DOSTARCZONY FRAGMENT -
:::::
Jestem członkiem zarządu spółki z o.o. Prokurent w postępowaniu przetargowym złożył oświadczenie niezgodne ze stanem faktycznym. Czy ponoszę odpowiedzialność za jego działania? Czy prokurent odpowie wobec spółki?
Co do zasady członkowie zarządu nie powinni ponosić osobistej odpowiedzialności za działania prokurenta. Jednak jak zastrzega Wojciech Łysek, adwokat, senior associate w zespole postępowań sądowych i arbitrażu w warszawskim biurze kancelarii Dentons, w niektórych sytuacjach takiej odpowiedzialności nie da się wykluczyć. Według prawnika tak może być zwłaszcza wtedy, gdy członek zarządu zlecił prokurentowi czynności, które są przestępstwem.
– Ewentualną odpowiedzialność członków zarządu wobec spółki można byłoby rozważać również w sytuacji, w której zarząd zaniechałby jakiegokolwiek nadzoru nad pracownikami, nie wypracował mechanizmów kontroli oraz dopuścił do całkowitej samowoli prokurenta i zatrudnionych w spółce osób – twierdzi mecenas Wojciech Łysek. I dodaje, że każdy taki przypadek musiałby być jednak badany z osobna, a wiele zależałoby od dodatkowych czynników, choćby tego, jaka jest skala przedsiębiorstwa (trudno bowiem oczekiwać od zarządu dużej spółki, aby kontrolował wszystkie kroki pracowników) oraz konkretnych działań podjętych przez prokurenta i charakteru ich wadliwości.

Wybrać też trzeba umieć

Wtóruje mu Ewa Marczak, radca prawny z Kancelarii Radców Prawnych Zygmunt Jerzmanowski i Wspólnicy sp.k. Według niej choć członek zarządu nie ponosi wprost odpowiedzialności za działania prokurenta, to należy pamiętać, że w przypadku, gdy egzekucja przeciwko spółce z o.o. okazuje się bezskuteczna, wówczas członkowie zarządu ponoszą odpowiedzialność za jej zobowiązania, które mogą także wynikać z czynności podejmowanych w imieniu spółki przez prokurenta (art. 299 k.s.h.).
:::::
WIERSZE DANYCH -
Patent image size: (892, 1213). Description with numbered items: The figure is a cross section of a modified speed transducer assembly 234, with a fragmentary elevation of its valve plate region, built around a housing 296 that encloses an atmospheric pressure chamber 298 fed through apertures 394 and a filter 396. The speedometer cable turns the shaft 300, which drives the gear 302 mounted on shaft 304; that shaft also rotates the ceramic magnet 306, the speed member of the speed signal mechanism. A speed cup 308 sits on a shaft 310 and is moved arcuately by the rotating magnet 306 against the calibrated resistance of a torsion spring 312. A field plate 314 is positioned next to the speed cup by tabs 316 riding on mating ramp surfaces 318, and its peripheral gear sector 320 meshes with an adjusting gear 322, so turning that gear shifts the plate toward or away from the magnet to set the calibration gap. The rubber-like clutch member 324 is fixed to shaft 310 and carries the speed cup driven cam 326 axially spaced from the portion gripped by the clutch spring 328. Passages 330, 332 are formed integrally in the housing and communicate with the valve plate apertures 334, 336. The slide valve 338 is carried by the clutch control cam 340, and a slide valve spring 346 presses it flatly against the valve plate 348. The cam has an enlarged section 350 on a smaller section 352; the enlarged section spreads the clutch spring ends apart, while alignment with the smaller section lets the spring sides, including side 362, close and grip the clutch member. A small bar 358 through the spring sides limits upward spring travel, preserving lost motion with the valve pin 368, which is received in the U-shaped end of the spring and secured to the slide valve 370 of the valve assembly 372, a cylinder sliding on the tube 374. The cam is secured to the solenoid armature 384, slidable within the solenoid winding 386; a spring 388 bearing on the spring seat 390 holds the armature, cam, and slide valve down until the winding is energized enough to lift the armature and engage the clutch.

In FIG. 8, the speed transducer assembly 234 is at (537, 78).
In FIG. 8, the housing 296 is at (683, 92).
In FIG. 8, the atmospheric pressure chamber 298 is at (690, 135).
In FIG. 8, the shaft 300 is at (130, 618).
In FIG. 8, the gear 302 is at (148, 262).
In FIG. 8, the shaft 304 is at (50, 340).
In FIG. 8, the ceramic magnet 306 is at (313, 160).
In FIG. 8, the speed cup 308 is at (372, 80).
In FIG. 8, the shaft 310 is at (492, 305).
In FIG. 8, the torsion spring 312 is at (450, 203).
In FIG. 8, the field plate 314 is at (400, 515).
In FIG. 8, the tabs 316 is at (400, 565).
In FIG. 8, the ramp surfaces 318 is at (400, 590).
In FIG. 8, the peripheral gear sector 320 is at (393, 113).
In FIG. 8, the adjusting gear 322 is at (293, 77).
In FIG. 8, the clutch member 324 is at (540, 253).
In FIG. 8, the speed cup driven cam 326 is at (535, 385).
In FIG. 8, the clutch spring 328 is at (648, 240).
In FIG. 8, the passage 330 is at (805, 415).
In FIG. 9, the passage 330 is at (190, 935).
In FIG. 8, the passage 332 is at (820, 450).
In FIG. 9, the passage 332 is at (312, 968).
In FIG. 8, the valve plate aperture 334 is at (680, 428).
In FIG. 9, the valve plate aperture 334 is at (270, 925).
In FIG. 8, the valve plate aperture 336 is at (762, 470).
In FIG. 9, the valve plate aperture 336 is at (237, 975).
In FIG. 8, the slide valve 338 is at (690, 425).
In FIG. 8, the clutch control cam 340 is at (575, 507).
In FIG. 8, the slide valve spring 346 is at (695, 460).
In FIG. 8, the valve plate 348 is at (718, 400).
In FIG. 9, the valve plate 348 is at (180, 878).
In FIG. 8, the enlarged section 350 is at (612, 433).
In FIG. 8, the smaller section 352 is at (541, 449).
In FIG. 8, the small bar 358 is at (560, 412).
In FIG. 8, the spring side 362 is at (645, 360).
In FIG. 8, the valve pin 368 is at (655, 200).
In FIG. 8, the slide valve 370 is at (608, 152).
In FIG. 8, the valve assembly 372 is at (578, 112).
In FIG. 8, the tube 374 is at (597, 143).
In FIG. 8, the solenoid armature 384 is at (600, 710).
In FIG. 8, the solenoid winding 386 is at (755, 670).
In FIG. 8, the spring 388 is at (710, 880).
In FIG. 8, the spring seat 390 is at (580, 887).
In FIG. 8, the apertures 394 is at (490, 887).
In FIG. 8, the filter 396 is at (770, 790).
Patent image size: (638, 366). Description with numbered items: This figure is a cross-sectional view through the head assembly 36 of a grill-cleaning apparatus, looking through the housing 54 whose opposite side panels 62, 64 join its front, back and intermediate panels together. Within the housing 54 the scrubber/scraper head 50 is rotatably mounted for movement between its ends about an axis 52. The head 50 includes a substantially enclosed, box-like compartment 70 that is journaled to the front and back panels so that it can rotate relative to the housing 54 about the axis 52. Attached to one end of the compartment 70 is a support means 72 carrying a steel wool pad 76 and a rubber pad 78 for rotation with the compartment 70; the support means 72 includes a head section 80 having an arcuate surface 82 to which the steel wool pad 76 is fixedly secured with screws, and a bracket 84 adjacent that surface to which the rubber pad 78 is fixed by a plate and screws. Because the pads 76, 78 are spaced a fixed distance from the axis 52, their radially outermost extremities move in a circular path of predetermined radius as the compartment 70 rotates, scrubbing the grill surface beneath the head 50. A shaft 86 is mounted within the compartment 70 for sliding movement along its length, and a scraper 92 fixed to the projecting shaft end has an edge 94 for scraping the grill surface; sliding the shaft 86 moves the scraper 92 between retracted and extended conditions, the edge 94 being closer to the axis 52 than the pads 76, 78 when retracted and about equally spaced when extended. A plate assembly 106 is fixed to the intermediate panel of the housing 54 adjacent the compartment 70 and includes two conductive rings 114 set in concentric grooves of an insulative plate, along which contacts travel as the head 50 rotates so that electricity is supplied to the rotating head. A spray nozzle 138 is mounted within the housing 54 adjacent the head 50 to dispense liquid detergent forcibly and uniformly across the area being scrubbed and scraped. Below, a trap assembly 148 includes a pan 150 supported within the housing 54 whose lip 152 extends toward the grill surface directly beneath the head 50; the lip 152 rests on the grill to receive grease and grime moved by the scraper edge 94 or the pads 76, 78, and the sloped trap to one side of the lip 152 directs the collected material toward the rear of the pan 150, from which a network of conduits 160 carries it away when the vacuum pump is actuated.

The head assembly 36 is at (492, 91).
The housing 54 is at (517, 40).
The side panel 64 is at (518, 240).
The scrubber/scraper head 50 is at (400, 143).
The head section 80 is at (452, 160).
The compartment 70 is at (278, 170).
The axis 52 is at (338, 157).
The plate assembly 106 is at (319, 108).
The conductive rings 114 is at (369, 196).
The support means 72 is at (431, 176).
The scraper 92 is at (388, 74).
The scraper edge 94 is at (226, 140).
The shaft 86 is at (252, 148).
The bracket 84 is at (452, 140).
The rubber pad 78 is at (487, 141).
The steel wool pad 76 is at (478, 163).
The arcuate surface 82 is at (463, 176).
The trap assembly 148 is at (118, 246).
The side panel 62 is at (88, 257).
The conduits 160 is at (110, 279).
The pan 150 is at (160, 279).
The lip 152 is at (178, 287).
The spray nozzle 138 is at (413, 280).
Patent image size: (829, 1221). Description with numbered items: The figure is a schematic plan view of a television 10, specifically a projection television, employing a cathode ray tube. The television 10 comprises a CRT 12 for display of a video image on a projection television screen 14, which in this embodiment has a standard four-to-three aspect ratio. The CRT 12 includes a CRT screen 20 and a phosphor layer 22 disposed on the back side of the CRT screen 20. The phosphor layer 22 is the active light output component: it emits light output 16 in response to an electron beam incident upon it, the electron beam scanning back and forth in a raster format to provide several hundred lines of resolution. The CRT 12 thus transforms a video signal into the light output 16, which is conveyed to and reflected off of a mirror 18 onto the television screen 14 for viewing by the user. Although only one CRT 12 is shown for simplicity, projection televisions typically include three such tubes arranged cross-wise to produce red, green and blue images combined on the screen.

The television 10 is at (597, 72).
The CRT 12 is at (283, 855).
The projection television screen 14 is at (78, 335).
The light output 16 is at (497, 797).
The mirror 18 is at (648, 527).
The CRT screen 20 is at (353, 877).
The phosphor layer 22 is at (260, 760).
:::::
WYMAGANIA -
1. Na który przepis kodeksu spółek handlowych powołuje się Ewa Marczak w tekście o odpowiedzialności za działania prokurenta?
2. Napisz dalszy ciąg tekstu o odpowiedzialności za działania prokurenta, zaczynając od miejsca, w którym się kończy.

OCZEKIWANE WYNIKI -
1. Na art. 299 k.s.h.

2.
– Członek zarządu za działania prokurenta nie powinien zasadniczo ponosić odpowiedzialności na podstawie art. 293 par. 1 k.s.h., ponieważ przepis ten reguluje odpowiedzialność członka zarządu za szkodę wyrządzoną spółce przez jego własne działania lub zaniechania – twierdzi mecenas Ewa Marczak. Ale dodaje, że wyjątkowo członkowi zarządu będzie można przypisać odpowiedzialność z art. 293 par. 1 k.s.h. w sytuacji, gdy szkodliwe dla podmiotu działania prokurenta będzie można powiązać z nienależytym wykonaniem obowiązków związanych z zarządem nad spółką.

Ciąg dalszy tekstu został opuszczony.